** Begin Given data **

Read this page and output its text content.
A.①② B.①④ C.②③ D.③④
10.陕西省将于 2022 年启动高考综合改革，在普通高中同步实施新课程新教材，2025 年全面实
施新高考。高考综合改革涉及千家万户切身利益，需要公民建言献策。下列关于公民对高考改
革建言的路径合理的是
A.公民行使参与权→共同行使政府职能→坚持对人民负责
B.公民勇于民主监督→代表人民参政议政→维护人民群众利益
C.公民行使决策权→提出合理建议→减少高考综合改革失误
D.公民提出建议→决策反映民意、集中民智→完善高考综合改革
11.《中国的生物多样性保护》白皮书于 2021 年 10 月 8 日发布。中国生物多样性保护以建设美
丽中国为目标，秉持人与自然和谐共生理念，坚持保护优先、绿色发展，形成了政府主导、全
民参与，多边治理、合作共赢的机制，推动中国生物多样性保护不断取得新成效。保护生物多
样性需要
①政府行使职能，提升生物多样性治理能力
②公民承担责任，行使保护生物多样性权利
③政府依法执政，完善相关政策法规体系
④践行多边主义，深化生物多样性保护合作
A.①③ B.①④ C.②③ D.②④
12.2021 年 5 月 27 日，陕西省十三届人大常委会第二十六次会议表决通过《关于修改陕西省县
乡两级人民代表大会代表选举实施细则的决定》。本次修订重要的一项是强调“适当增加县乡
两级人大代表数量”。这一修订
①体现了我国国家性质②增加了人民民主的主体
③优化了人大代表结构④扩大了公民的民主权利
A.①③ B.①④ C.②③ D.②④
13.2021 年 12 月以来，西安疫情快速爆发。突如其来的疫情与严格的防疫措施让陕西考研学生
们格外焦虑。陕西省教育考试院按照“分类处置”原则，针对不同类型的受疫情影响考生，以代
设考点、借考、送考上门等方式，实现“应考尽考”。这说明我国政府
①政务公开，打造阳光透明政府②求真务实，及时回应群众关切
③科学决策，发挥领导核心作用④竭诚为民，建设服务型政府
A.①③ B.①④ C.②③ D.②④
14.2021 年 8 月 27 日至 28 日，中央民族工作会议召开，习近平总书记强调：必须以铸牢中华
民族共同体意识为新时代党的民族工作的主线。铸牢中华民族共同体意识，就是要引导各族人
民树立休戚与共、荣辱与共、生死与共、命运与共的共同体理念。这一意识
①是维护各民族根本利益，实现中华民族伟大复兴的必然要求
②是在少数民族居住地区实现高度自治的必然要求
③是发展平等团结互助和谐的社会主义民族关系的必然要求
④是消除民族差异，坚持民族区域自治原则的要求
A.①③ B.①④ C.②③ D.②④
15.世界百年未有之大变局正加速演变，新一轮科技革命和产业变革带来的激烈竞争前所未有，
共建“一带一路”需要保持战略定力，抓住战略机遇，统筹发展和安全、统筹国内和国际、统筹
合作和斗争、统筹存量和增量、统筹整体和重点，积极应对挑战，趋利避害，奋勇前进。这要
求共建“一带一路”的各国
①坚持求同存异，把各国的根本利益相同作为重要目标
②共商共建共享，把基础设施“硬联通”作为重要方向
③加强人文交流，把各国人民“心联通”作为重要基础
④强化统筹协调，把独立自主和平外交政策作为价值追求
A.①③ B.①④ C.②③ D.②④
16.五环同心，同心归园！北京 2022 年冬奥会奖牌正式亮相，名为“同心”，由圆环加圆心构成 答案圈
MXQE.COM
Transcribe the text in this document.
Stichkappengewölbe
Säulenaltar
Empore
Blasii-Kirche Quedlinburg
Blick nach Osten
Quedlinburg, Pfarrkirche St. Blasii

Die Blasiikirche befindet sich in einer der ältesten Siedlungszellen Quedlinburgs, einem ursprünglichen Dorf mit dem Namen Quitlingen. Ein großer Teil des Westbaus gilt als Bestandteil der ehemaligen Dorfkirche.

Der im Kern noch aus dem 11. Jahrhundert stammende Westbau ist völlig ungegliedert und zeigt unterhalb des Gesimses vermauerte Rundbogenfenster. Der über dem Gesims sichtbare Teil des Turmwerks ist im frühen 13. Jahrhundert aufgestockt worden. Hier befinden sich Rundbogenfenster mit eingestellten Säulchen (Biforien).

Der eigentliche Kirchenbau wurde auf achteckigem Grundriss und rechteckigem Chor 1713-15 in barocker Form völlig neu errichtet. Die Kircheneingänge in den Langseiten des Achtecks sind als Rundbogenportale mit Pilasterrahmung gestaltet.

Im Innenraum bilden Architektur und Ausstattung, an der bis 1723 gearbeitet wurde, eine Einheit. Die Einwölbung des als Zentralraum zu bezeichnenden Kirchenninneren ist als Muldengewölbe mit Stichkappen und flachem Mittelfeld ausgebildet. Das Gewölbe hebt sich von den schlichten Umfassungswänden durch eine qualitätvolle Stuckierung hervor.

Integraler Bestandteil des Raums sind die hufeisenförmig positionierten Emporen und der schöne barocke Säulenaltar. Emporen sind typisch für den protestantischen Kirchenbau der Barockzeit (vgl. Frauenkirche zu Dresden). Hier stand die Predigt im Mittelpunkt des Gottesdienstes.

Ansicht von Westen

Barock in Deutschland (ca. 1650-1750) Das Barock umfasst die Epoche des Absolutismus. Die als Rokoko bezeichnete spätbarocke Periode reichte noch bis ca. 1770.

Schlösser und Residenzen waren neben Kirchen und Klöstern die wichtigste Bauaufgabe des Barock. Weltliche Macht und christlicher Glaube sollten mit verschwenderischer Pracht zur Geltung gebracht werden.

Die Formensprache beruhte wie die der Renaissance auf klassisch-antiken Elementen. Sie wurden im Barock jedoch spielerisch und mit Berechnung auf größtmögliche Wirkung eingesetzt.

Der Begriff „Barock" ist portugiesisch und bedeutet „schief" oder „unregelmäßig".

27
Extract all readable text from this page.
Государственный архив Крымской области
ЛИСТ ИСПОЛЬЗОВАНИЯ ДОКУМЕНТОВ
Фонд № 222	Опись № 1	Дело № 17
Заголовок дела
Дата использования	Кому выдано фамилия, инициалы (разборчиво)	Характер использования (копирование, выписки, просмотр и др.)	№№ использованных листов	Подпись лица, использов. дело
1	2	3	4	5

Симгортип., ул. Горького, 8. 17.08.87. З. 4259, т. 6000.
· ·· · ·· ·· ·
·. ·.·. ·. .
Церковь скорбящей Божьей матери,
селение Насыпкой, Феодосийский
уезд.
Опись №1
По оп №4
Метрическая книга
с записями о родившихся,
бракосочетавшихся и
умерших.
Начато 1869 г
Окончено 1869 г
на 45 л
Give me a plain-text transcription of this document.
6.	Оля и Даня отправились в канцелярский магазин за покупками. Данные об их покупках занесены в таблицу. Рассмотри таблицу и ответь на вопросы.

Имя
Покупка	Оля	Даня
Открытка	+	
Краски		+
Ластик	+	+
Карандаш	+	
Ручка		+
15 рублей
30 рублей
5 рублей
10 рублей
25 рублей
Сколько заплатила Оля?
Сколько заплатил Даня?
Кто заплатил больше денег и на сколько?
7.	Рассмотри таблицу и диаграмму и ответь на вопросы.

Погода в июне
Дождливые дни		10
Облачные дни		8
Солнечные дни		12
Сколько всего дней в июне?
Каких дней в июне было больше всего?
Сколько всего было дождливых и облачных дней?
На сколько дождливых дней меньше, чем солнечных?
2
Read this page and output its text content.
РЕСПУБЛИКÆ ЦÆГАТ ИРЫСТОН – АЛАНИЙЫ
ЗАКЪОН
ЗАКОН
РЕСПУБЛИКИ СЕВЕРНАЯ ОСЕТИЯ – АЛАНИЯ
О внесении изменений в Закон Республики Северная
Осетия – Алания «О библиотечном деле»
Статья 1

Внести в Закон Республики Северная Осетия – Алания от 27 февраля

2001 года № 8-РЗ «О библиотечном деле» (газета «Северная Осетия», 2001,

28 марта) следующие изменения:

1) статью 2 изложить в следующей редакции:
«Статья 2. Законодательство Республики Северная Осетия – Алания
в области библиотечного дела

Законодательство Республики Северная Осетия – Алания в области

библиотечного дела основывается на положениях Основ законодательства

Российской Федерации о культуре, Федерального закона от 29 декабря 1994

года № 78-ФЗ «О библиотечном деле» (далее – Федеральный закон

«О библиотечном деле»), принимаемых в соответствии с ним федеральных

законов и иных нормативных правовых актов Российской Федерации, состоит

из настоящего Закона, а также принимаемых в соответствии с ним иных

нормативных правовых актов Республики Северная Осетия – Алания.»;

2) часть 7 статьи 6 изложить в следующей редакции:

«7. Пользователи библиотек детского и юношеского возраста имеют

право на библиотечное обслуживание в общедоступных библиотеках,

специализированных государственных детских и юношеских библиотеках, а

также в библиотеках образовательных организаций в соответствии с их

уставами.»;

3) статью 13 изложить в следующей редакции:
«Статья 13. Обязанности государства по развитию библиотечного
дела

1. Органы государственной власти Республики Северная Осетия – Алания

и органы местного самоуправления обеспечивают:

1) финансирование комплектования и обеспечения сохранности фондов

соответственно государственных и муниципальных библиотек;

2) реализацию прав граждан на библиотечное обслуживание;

** End Given data **

__The problem__
Provide the number of lines in these entries that hold the word "библиотечное", without any accompanying text.

__Finished answer__
2